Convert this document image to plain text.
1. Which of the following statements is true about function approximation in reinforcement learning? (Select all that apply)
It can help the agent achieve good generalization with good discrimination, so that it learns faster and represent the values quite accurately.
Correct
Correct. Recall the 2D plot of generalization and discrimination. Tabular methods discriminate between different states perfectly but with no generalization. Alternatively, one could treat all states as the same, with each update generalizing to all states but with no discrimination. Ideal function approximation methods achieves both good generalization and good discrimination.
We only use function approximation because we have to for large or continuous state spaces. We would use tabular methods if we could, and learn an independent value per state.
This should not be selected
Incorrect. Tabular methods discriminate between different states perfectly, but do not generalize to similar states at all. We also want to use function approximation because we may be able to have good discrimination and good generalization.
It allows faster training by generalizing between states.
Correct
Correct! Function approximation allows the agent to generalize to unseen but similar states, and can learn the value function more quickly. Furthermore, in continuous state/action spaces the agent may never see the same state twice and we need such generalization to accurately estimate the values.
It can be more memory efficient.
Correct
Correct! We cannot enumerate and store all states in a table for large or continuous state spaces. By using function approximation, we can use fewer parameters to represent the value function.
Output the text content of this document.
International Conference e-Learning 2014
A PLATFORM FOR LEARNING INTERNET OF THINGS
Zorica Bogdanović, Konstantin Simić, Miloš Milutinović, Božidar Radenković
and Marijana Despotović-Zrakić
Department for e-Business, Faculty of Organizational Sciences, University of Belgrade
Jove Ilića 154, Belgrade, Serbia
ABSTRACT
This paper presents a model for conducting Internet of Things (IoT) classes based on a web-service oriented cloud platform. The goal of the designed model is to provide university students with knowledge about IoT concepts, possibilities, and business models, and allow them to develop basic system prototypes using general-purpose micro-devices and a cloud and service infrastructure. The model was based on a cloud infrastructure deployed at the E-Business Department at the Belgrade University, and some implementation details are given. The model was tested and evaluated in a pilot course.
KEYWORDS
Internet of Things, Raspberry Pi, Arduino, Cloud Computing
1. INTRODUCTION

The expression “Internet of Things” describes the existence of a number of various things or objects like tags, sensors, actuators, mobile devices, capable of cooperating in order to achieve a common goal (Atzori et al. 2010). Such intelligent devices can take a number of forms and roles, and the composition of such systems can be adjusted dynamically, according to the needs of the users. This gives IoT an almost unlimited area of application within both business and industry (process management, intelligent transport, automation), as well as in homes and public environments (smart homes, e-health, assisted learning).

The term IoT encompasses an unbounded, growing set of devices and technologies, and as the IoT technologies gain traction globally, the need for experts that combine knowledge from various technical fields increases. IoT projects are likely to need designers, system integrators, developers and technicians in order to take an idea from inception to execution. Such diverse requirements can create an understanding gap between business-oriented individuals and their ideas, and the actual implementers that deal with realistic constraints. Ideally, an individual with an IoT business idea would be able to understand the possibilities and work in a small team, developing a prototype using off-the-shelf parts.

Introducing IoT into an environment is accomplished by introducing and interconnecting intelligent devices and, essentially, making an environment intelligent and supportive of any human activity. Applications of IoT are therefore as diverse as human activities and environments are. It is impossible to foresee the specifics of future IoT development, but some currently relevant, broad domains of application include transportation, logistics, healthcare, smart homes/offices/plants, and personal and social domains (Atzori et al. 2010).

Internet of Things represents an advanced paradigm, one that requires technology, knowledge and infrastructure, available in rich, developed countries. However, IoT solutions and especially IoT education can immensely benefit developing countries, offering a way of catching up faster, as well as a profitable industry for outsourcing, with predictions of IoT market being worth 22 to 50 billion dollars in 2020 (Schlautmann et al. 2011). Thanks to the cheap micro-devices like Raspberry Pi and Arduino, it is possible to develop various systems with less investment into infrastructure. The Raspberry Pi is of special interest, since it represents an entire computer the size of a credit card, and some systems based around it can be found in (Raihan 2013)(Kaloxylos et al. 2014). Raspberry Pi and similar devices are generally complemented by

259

▶ _Stated task_
Extract every record. Keep wording exact.

▶ _Exercise response_
Convert this document image to plain text.
1. Which of the following statements is true about function approximation in reinforcement learning? (Select all that apply)
It can help the agent achieve good generalization with good discrimination, so that it learns faster and represent the values quite accurately.
Correct
Correct. Recall the 2D plot of generalization and discrimination. Tabular methods discriminate between different states perfectly but with no generalization. Alternatively, one could treat all states as the same, with each update generalizing to all states but with no discrimination. Ideal function approximation methods achieves both good generalization and good discrimination.
We only use function approximation because we have to for large or continuous state spaces. We would use tabular methods if we could, and learn an independent value per state.
This should not be selected
Incorrect. Tabular methods discriminate between different states perfectly, but do not generalize to similar states at all. We also want to use function approximation because we may be able to have good discrimination and good generalization.
It allows faster training by generalizing between states.
Correct
Correct! Function approximation allows the agent to generalize to unseen but similar states, and can learn the value function more quickly. Furthermore, in continuous state/action spaces the agent may never see the same state twice and we need such generalization to accurately estimate the values.
It can be more memory efficient.
Correct
Correct! We cannot enumerate and store all states in a table for large or continuous state spaces. By using function approximation, we can use fewer parameters to represent the value function.
Output the text content of this document.
International Conference e-Learning 2014
A PLATFORM FOR LEARNING INTERNET OF THINGS
Zorica Bogdanović, Konstantin Simić, Miloš Milutinović, Božidar Radenković
and Marijana Despotović-Zrakić
Department for e-Business, Faculty of Organizational Sciences, University of Belgrade
Jove Ilića 154, Belgrade, Serbia
ABSTRACT
This paper presents a model for conducting Internet of Things (IoT) classes based on a web-service oriented cloud platform. The goal of the designed model is to provide university students with knowledge about IoT concepts, possibilities, and business models, and allow them to develop basic system prototypes using general-purpose micro-devices and a cloud and service infrastructure. The model was based on a cloud infrastructure deployed at the E-Business Department at the Belgrade University, and some implementation details are given. The model was tested and evaluated in a pilot course.
KEYWORDS
Internet of Things, Raspberry Pi, Arduino, Cloud Computing
1. INTRODUCTION

The expression “Internet of Things” describes the existence of a number of various things or objects like tags, sensors, actuators, mobile devices, capable of cooperating in order to achieve a common goal (Atzori et al. 2010). Such intelligent devices can take a number of forms and roles, and the composition of such systems can be adjusted dynamically, according to the needs of the users. This gives IoT an almost unlimited area of application within both business and industry (process management, intelligent transport, automation), as well as in homes and public environments (smart homes, e-health, assisted learning).

The term IoT encompasses an unbounded, growing set of devices and technologies, and as the IoT technologies gain traction globally, the need for experts that combine knowledge from various technical fields increases. IoT projects are likely to need designers, system integrators, developers and technicians in order to take an idea from inception to execution. Such diverse requirements can create an understanding gap between business-oriented individuals and their ideas, and the actual implementers that deal with realistic constraints. Ideally, an individual with an IoT business idea would be able to understand the possibilities and work in a small team, developing a prototype using off-the-shelf parts.

Introducing IoT into an environment is accomplished by introducing and interconnecting intelligent devices and, essentially, making an environment intelligent and supportive of any human activity. Applications of IoT are therefore as diverse as human activities and environments are. It is impossible to foresee the specifics of future IoT development, but some currently relevant, broad domains of application include transportation, logistics, healthcare, smart homes/offices/plants, and personal and social domains (Atzori et al. 2010).

Internet of Things represents an advanced paradigm, one that requires technology, knowledge and infrastructure, available in rich, developed countries. However, IoT solutions and especially IoT education can immensely benefit developing countries, offering a way of catching up faster, as well as a profitable industry for outsourcing, with predictions of IoT market being worth 22 to 50 billion dollars in 2020 (Schlautmann et al. 2011). Thanks to the cheap micro-devices like Raspberry Pi and Arduino, it is possible to develop various systems with less investment into infrastructure. The Raspberry Pi is of special interest, since it represents an entire computer the size of a credit card, and some systems based around it can be found in (Raihan 2013)(Kaloxylos et al. 2014). Raspberry Pi and similar devices are generally complemented by

259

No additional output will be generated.